- _What to produce_: Output every line below exactly.

- _The input_:

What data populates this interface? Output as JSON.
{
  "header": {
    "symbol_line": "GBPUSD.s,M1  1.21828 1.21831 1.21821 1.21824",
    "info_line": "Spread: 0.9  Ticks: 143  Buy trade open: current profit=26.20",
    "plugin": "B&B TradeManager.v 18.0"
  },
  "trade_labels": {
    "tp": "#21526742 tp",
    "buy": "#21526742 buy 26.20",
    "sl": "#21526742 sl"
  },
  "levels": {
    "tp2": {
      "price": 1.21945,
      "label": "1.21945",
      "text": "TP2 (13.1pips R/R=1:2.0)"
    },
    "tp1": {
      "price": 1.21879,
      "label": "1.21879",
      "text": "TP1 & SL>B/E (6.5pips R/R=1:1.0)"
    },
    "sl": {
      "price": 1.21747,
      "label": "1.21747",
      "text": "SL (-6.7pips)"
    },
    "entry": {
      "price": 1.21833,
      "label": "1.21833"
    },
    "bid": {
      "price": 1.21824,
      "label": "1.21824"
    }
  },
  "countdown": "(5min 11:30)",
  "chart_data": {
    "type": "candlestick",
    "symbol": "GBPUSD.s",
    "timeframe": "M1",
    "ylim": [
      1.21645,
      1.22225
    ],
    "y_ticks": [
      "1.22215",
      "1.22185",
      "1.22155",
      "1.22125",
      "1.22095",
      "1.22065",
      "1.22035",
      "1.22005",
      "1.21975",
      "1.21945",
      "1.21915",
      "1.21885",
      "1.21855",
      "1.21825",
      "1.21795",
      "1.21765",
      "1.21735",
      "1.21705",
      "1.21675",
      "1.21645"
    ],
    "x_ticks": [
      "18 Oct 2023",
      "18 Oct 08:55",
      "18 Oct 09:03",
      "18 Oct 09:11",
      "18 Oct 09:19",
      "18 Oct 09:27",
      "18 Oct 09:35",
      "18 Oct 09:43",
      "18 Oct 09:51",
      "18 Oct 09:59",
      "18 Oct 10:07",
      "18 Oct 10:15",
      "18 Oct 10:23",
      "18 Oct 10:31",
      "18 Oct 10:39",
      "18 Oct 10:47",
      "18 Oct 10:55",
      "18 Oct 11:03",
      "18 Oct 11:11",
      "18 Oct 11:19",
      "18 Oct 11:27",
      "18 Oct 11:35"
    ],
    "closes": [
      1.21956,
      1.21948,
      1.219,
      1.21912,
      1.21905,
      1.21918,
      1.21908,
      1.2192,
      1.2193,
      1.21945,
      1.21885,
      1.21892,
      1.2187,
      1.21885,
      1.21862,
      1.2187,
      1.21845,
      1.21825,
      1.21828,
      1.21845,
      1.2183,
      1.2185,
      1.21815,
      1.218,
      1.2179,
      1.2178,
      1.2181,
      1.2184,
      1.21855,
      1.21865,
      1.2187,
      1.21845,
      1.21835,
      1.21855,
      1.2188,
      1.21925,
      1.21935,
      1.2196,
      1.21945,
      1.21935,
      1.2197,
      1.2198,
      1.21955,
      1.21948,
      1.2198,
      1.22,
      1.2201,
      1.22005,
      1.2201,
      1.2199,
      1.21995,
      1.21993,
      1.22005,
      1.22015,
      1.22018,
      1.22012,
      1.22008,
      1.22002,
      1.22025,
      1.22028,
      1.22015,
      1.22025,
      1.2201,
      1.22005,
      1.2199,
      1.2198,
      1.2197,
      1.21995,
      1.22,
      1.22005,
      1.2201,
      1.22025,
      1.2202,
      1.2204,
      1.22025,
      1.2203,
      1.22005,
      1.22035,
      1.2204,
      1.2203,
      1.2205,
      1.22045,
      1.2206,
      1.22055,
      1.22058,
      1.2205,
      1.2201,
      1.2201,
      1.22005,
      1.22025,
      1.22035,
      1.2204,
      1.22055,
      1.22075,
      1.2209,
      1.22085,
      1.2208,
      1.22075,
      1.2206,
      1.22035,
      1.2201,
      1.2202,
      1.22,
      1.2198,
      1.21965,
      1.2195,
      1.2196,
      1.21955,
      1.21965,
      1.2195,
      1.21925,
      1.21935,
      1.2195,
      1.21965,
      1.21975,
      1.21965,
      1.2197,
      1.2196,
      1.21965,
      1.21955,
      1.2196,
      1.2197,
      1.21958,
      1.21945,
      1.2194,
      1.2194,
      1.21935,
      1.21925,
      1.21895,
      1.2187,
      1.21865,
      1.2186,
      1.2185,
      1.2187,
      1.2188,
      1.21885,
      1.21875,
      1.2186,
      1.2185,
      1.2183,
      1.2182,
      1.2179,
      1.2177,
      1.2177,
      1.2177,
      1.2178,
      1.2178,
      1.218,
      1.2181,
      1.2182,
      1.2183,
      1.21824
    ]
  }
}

- _Task answer_:
What data populates this interface? Output as JSON.
{
  "header": {
    "symbol_line": "GBPUSD.s,M1  1.21828 1.21831 1.21821 1.21824",
    "info_line": "Spread: 0.9  Ticks: 143  Buy trade open: current profit=26.20",
    "plugin": "B&B TradeManager.v 18.0"
  },
  "trade_labels": {
    "tp": "#21526742 tp",
    "buy": "#21526742 buy 26.20",
    "sl": "#21526742 sl"
  },
  "levels": {
    "tp2": {
      "price": 1.21945,
      "label": "1.21945",
      "text": "TP2 (13.1pips R/R=1:2.0)"
    },
    "tp1": {
      "price": 1.21879,
      "label": "1.21879",
      "text": "TP1 & SL>B/E (6.5pips R/R=1:1.0)"
    },
    "sl": {
      "price": 1.21747,
      "label": "1.21747",
      "text": "SL (-6.7pips)"
    },
    "entry": {
      "price": 1.21833,
      "label": "1.21833"
    },
    "bid": {
      "price": 1.21824,
      "label": "1.21824"
    }
  },
  "countdown": "(5min 11:30)",
  "chart_data": {
    "type": "candlestick",
    "symbol": "GBPUSD.s",
    "timeframe": "M1",
    "ylim": [
      1.21645,
      1.22225
    ],
    "y_ticks": [
      "1.22215",
      "1.22185",
      "1.22155",
      "1.22125",
      "1.22095",
      "1.22065",
      "1.22035",
      "1.22005",
      "1.21975",
      "1.21945",
      "1.21915",
      "1.21885",
      "1.21855",
      "1.21825",
      "1.21795",
      "1.21765",
      "1.21735",
      "1.21705",
      "1.21675",
      "1.21645"
    ],
    "x_ticks": [
      "18 Oct 2023",
      "18 Oct 08:55",
      "18 Oct 09:03",
      "18 Oct 09:11",
      "18 Oct 09:19",
      "18 Oct 09:27",
      "18 Oct 09:35",
      "18 Oct 09:43",
      "18 Oct 09:51",
      "18 Oct 09:59",
      "18 Oct 10:07",
      "18 Oct 10:15",
      "18 Oct 10:23",
      "18 Oct 10:31",
      "18 Oct 10:39",
      "18 Oct 10:47",
      "18 Oct 10:55",
      "18 Oct 11:03",
      "18 Oct 11:11",
      "18 Oct 11:19",
      "18 Oct 11:27",
      "18 Oct 11:35"
    ],
    "closes": [
      1.21956,
      1.21948,
      1.219,
      1.21912,
      1.21905,
      1.21918,
      1.21908,
      1.2192,
      1.2193,
      1.21945,
      1.21885,
      1.21892,
      1.2187,
      1.21885,
      1.21862,
      1.2187,
      1.21845,
      1.21825,
      1.21828,
      1.21845,
      1.2183,
      1.2185,
      1.21815,
      1.218,
      1.2179,
      1.2178,
      1.2181,
      1.2184,
      1.21855,
      1.21865,
      1.2187,
      1.21845,
      1.21835,
      1.21855,
      1.2188,
      1.21925,
      1.21935,
      1.2196,
      1.21945,
      1.21935,
      1.2197,
      1.2198,
      1.21955,
      1.21948,
      1.2198,
      1.22,
      1.2201,
      1.22005,
      1.2201,
      1.2199,
      1.21995,
      1.21993,
      1.22005,
      1.22015,
      1.22018,
      1.22012,
      1.22008,
      1.22002,
      1.22025,
      1.22028,
      1.22015,
      1.22025,
      1.2201,
      1.22005,
      1.2199,
      1.2198,
      1.2197,
      1.21995,
      1.22,
      1.22005,
      1.2201,
      1.22025,
      1.2202,
      1.2204,
      1.22025,
      1.2203,
      1.22005,
      1.22035,
      1.2204,
      1.2203,
      1.2205,
      1.22045,
      1.2206,
      1.22055,
      1.22058,
      1.2205,
      1.2201,
      1.2201,
      1.22005,
      1.22025,
      1.22035,
      1.2204,
      1.22055,
      1.22075,
      1.2209,
      1.22085,
      1.2208,
      1.22075,
      1.2206,
      1.22035,
      1.2201,
      1.2202,
      1.22,
      1.2198,
      1.21965,
      1.2195,
      1.2196,
      1.21955,
      1.21965,
      1.2195,
      1.21925,
      1.21935,
      1.2195,
      1.21965,
      1.21975,
      1.21965,
      1.2197,
      1.2196,
      1.21965,
      1.21955,
      1.2196,
      1.2197,
      1.21958,
      1.21945,
      1.2194,
      1.2194,
      1.21935,
      1.21925,
      1.21895,
      1.2187,
      1.21865,
      1.2186,
      1.2185,
      1.2187,
      1.2188,
      1.21885,
      1.21875,
      1.2186,
      1.2185,
      1.2183,
      1.2182,
      1.2179,
      1.2177,
      1.2177,
      1.2177,
      1.2178,
      1.2178,
      1.218,
      1.2181,
      1.2182,
      1.2183,
      1.21824
    ]
  }
}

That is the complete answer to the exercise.